Given task :: Your task is to transcribe all of the records exactly and leave out the pictures.
══ Data provided
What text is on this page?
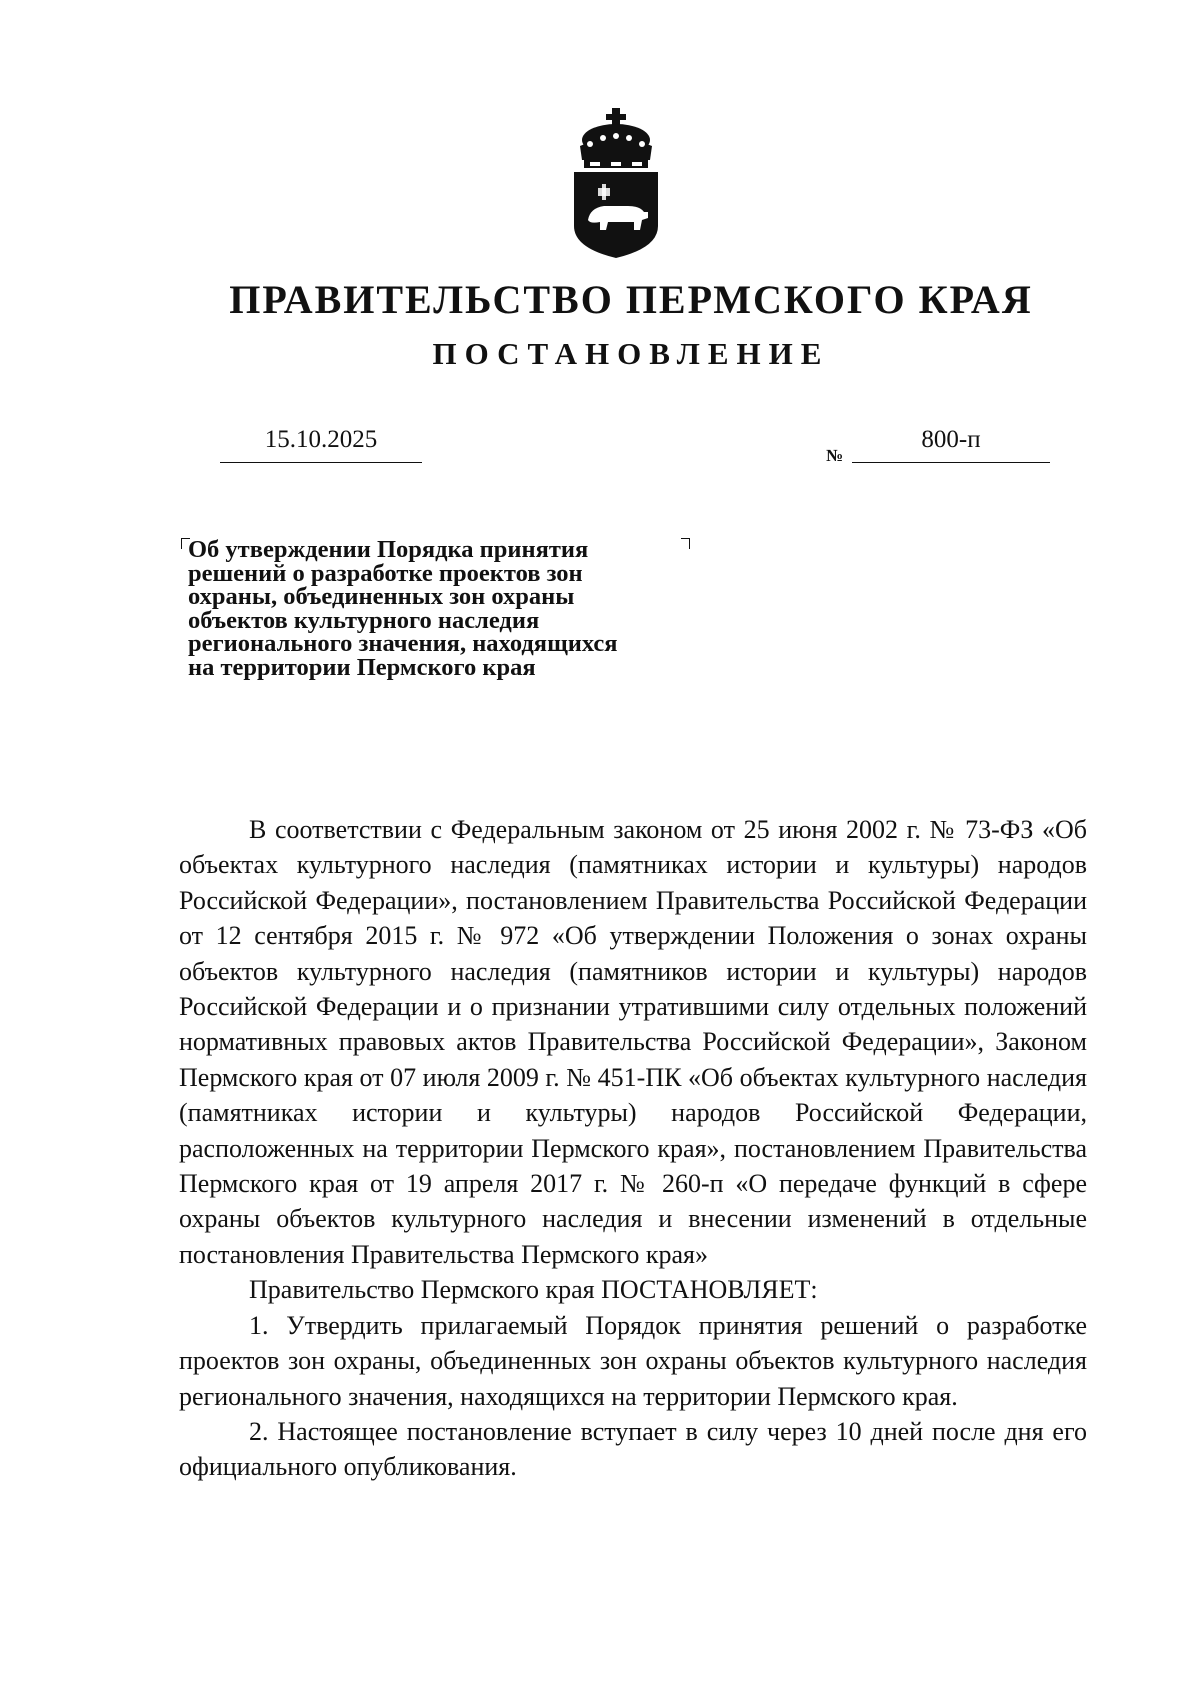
ПРАВИТЕЛЬСТВО ПЕРМСКОГО КРАЯ
ПОСТАНОВЛЕНИЕ
15.10.2025
№
800-п
Об утверждении Порядка принятия
решений о разработке проектов зон
охраны, объединенных зон охраны
объектов культурного наследия
регионального значения, находящихся
на территории Пермского края

В соответствии с Федеральным законом от 25 июня 2002 г. № 73-ФЗ «Об объектах культурного наследия (памятниках истории и культуры) народов Российской Федерации», постановлением Правительства Российской Федерации от 12 сентября 2015 г. № 972 «Об утверждении Положения о зонах охраны объектов культурного наследия (памятников истории и культуры) народов Российской Федерации и о признании утратившими силу отдельных положений нормативных правовых актов Правительства Российской Федерации», Законом Пермского края от 07 июля 2009 г. № 451-ПК «Об объектах культурного наследия (памятниках истории и культуры) народов Российской Федерации, расположенных на территории Пермского края», постановлением Правительства Пермского края от 19 апреля 2017 г. № 260-п «О передаче функций в сфере охраны объектов культурного наследия и внесении изменений в отдельные постановления Правительства Пермского края»

Правительство Пермского края ПОСТАНОВЛЯЕТ:

1. Утвердить прилагаемый Порядок принятия решений о разработке проектов зон охраны, объединенных зон охраны объектов культурного наследия регионального значения, находящихся на территории Пермского края.

2. Настоящее постановление вступает в силу через 10 дней после дня его официального опубликования.
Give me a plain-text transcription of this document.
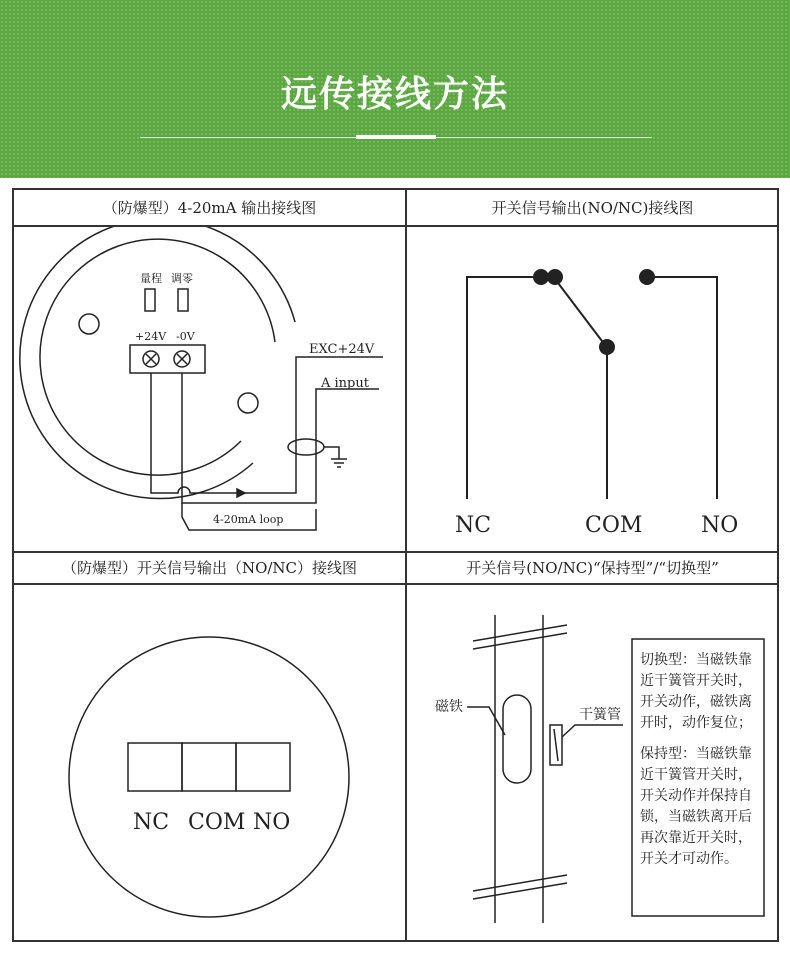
远传接线方法
（防爆型）4-20mA 输出接线图	开关信号输出(NO/NC)接线图
（防爆型）开关信号输出（NO/NC）接线图	开关信号(NO/NC)“保持型”/“切换型”
量程 调零
+24V -0V
EXC+24V
A input
4-20mA loop	NC	COM	NO
NC COM NO
磁铁	干簧管

切换型：当磁铁靠近干簧管开关时，开关动作，磁铁离开时，动作复位；

保持型：当磁铁靠近干簧管开关时，开关动作并保持自锁，当磁铁离开后再次靠近开关时，开关才可动作。
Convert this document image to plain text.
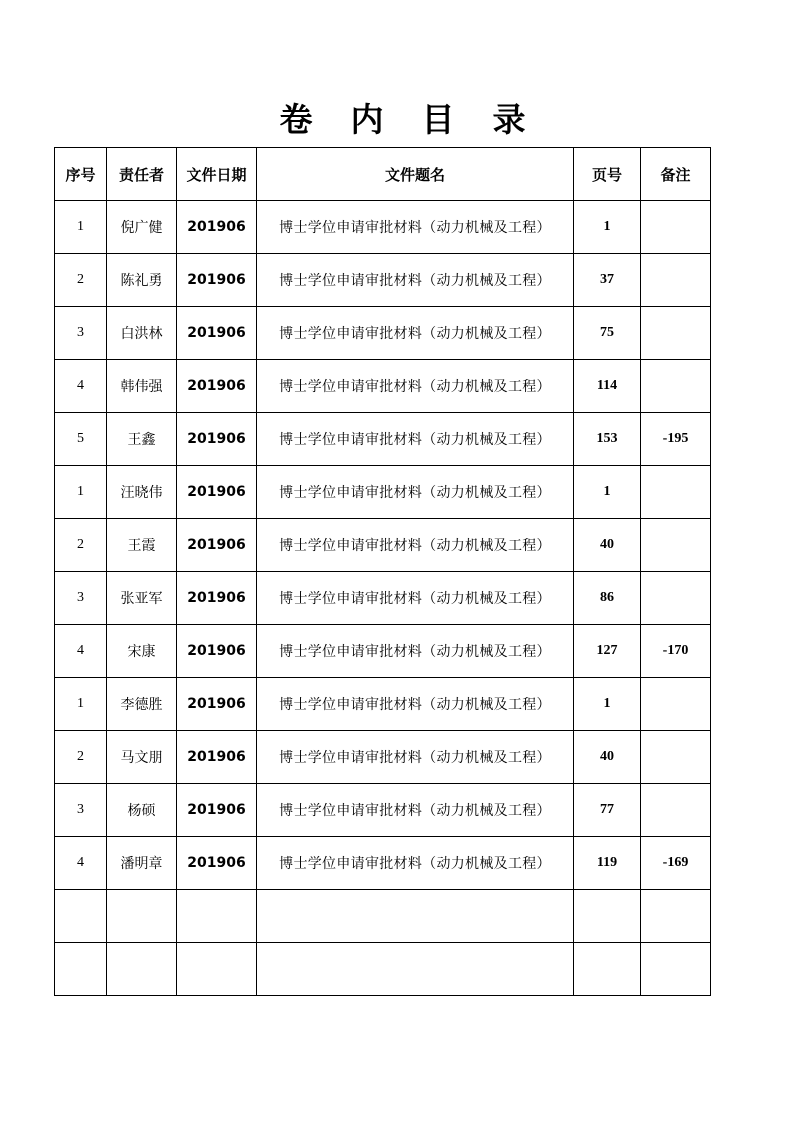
卷内目录
序号	责任者	文件日期	文件题名	页号	备注
1	倪广健	201906	博士学位申请审批材料（动力机械及工程）	1	
2	陈礼勇	201906	博士学位申请审批材料（动力机械及工程）	37	
3	白洪林	201906	博士学位申请审批材料（动力机械及工程）	75	
4	韩伟强	201906	博士学位申请审批材料（动力机械及工程）	114	
5	王鑫	201906	博士学位申请审批材料（动力机械及工程）	153	-195
1	汪晓伟	201906	博士学位申请审批材料（动力机械及工程）	1	
2	王霞	201906	博士学位申请审批材料（动力机械及工程）	40	
3	张亚军	201906	博士学位申请审批材料（动力机械及工程）	86	
4	宋康	201906	博士学位申请审批材料（动力机械及工程）	127	-170
1	李德胜	201906	博士学位申请审批材料（动力机械及工程）	1	
2	马文朋	201906	博士学位申请审批材料（动力机械及工程）	40	
3	杨硕	201906	博士学位申请审批材料（动力机械及工程）	77	
4	潘明章	201906	博士学位申请审批材料（动力机械及工程）	119	-169
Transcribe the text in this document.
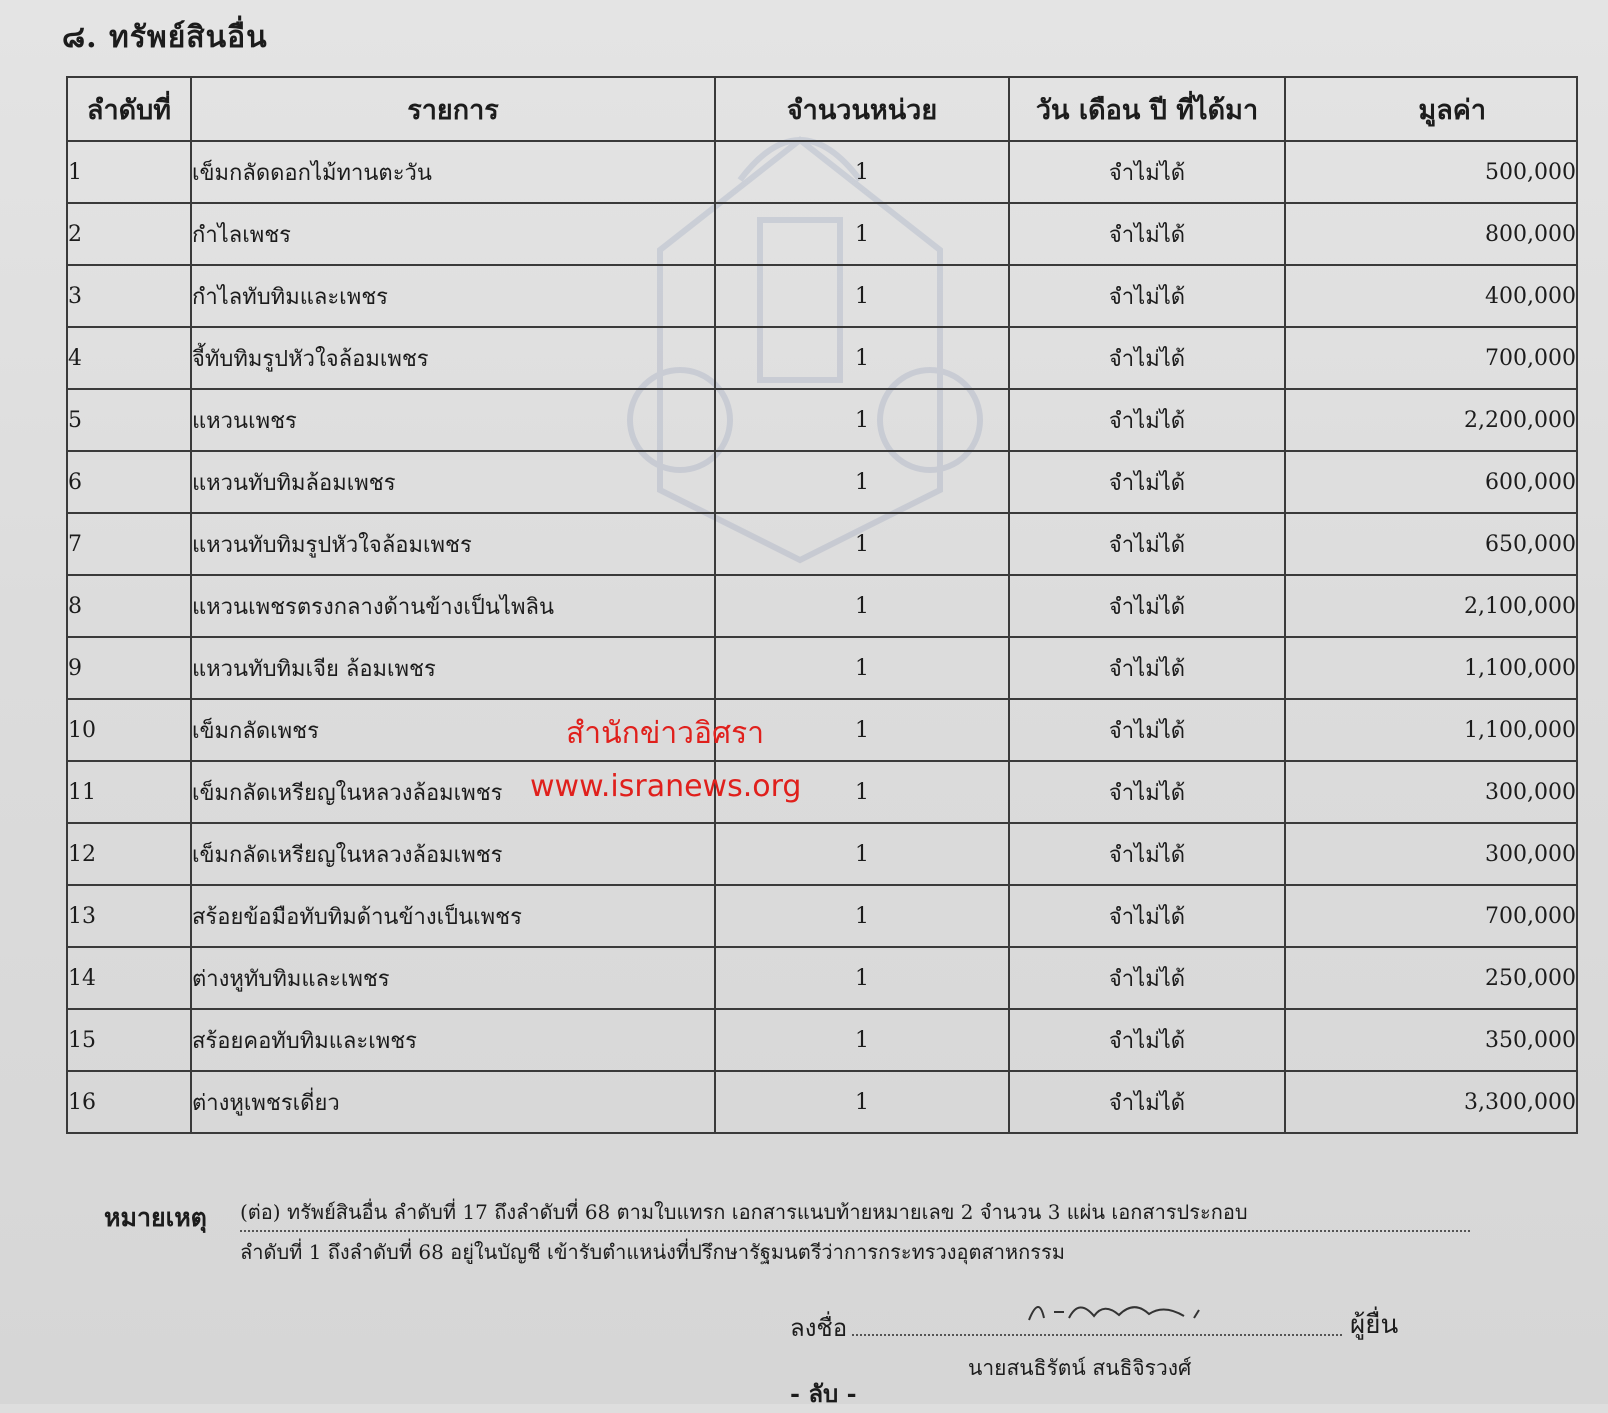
๘. ทรัพย์สินอื่น
ลำดับที่	รายการ	จำนวนหน่วย	วัน เดือน ปี ที่ได้มา	มูลค่า
1	เข็มกลัดดอกไม้ทานตะวัน	1	จำไม่ได้	500,000
2	กำไลเพชร	1	จำไม่ได้	800,000
3	กำไลทับทิมและเพชร	1	จำไม่ได้	400,000
4	จี้ทับทิมรูปหัวใจล้อมเพชร	1	จำไม่ได้	700,000
5	แหวนเพชร	1	จำไม่ได้	2,200,000
6	แหวนทับทิมล้อมเพชร	1	จำไม่ได้	600,000
7	แหวนทับทิมรูปหัวใจล้อมเพชร	1	จำไม่ได้	650,000
8	แหวนเพชรตรงกลางด้านข้างเป็นไพลิน	1	จำไม่ได้	2,100,000
9	แหวนทับทิมเจีย ล้อมเพชร	1	จำไม่ได้	1,100,000
10	เข็มกลัดเพชร	1	จำไม่ได้	1,100,000
11	เข็มกลัดเหรียญในหลวงล้อมเพชร	1	จำไม่ได้	300,000
12	เข็มกลัดเหรียญในหลวงล้อมเพชร	1	จำไม่ได้	300,000
13	สร้อยข้อมือทับทิมด้านข้างเป็นเพชร	1	จำไม่ได้	700,000
14	ต่างหูทับทิมและเพชร	1	จำไม่ได้	250,000
15	สร้อยคอทับทิมและเพชร	1	จำไม่ได้	350,000
16	ต่างหูเพชรเดี่ยว	1	จำไม่ได้	3,300,000
สำนักข่าวอิศรา
www.isranews.org
หมายเหตุ (ต่อ) ทรัพย์สินอื่น ลำดับที่ 17 ถึงลำดับที่ 68 ตามใบแทรก เอกสารแนบท้ายหมายเลข 2 จำนวน 3 แผ่น เอกสารประกอบ
ลำดับที่ 1 ถึงลำดับที่ 68 อยู่ในบัญชี เข้ารับตำแหน่งที่ปรึกษารัฐมนตรีว่าการกระทรวงอุตสาหกรรม
ลงชื่อ	ผู้ยื่น
นายสนธิรัตน์ สนธิจิรวงศ์
- ลับ -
════
Answer to this problem ::
What text is on this page?
ПРАВИТЕЛЬСТВО ПЕРМСКОГО КРАЯ
ПОСТАНОВЛЕНИЕ
15.10.2025
№
800-п
Об утверждении Порядка принятия
решений о разработке проектов зон
охраны, объединенных зон охраны
объектов культурного наследия
регионального значения, находящихся
на территории Пермского края

В соответствии с Федеральным законом от 25 июня 2002 г. № 73-ФЗ «Об объектах культурного наследия (памятниках истории и культуры) народов Российской Федерации», постановлением Правительства Российской Федерации от 12 сентября 2015 г. № 972 «Об утверждении Положения о зонах охраны объектов культурного наследия (памятников истории и культуры) народов Российской Федерации и о признании утратившими силу отдельных положений нормативных правовых актов Правительства Российской Федерации», Законом Пермского края от 07 июля 2009 г. № 451-ПК «Об объектах культурного наследия (памятниках истории и культуры) народов Российской Федерации, расположенных на территории Пермского края», постановлением Правительства Пермского края от 19 апреля 2017 г. № 260-п «О передаче функций в сфере охраны объектов культурного наследия и внесении изменений в отдельные постановления Правительства Пермского края»

Правительство Пермского края ПОСТАНОВЛЯЕТ:

1. Утвердить прилагаемый Порядок принятия решений о разработке проектов зон охраны, объединенных зон охраны объектов культурного наследия регионального значения, находящихся на территории Пермского края.

2. Настоящее постановление вступает в силу через 10 дней после дня его официального опубликования.
Give me a plain-text transcription of this document.
远传接线方法
（防爆型）4-20mA 输出接线图	开关信号输出(NO/NC)接线图
（防爆型）开关信号输出（NO/NC）接线图	开关信号(NO/NC)“保持型”/“切换型”
量程 调零
+24V -0V
EXC+24V
A input
4-20mA loop	NC	COM	NO
NC COM NO
磁铁	干簧管

切换型：当磁铁靠近干簧管开关时，开关动作，磁铁离开时，动作复位；

保持型：当磁铁靠近干簧管开关时，开关动作并保持自锁，当磁铁离开后再次靠近开关时，开关才可动作。
Convert this document image to plain text.
卷内目录
序号	责任者	文件日期	文件题名	页号	备注
1	倪广健	201906	博士学位申请审批材料（动力机械及工程）	1	
2	陈礼勇	201906	博士学位申请审批材料（动力机械及工程）	37	
3	白洪林	201906	博士学位申请审批材料（动力机械及工程）	75	
4	韩伟强	201906	博士学位申请审批材料（动力机械及工程）	114	
5	王鑫	201906	博士学位申请审批材料（动力机械及工程）	153	-195
1	汪晓伟	201906	博士学位申请审批材料（动力机械及工程）	1	
2	王霞	201906	博士学位申请审批材料（动力机械及工程）	40	
3	张亚军	201906	博士学位申请审批材料（动力机械及工程）	86	
4	宋康	201906	博士学位申请审批材料（动力机械及工程）	127	-170
1	李德胜	201906	博士学位申请审批材料（动力机械及工程）	1	
2	马文朋	201906	博士学位申请审批材料（动力机械及工程）	40	
3	杨硕	201906	博士学位申请审批材料（动力机械及工程）	77	
4	潘明章	201906	博士学位申请审批材料（动力机械及工程）	119	-169
Transcribe the text in this document.
๘. ทรัพย์สินอื่น
ลำดับที่	รายการ	จำนวนหน่วย	วัน เดือน ปี ที่ได้มา	มูลค่า
1	เข็มกลัดดอกไม้ทานตะวัน	1	จำไม่ได้	500,000
2	กำไลเพชร	1	จำไม่ได้	800,000
3	กำไลทับทิมและเพชร	1	จำไม่ได้	400,000
4	จี้ทับทิมรูปหัวใจล้อมเพชร	1	จำไม่ได้	700,000
5	แหวนเพชร	1	จำไม่ได้	2,200,000
6	แหวนทับทิมล้อมเพชร	1	จำไม่ได้	600,000
7	แหวนทับทิมรูปหัวใจล้อมเพชร	1	จำไม่ได้	650,000
8	แหวนเพชรตรงกลางด้านข้างเป็นไพลิน	1	จำไม่ได้	2,100,000
9	แหวนทับทิมเจีย ล้อมเพชร	1	จำไม่ได้	1,100,000
10	เข็มกลัดเพชร	1	จำไม่ได้	1,100,000
11	เข็มกลัดเหรียญในหลวงล้อมเพชร	1	จำไม่ได้	300,000
12	เข็มกลัดเหรียญในหลวงล้อมเพชร	1	จำไม่ได้	300,000
13	สร้อยข้อมือทับทิมด้านข้างเป็นเพชร	1	จำไม่ได้	700,000
14	ต่างหูทับทิมและเพชร	1	จำไม่ได้	250,000
15	สร้อยคอทับทิมและเพชร	1	จำไม่ได้	350,000
16	ต่างหูเพชรเดี่ยว	1	จำไม่ได้	3,300,000
สำนักข่าวอิศรา
www.isranews.org
หมายเหตุ (ต่อ) ทรัพย์สินอื่น ลำดับที่ 17 ถึงลำดับที่ 68 ตามใบแทรก เอกสารแนบท้ายหมายเลข 2 จำนวน 3 แผ่น เอกสารประกอบ
ลำดับที่ 1 ถึงลำดับที่ 68 อยู่ในบัญชี เข้ารับตำแหน่งที่ปรึกษารัฐมนตรีว่าการกระทรวงอุตสาหกรรม
ลงชื่อ	ผู้ยื่น
นายสนธิรัตน์ สนธิจิรวงศ์
- ลับ -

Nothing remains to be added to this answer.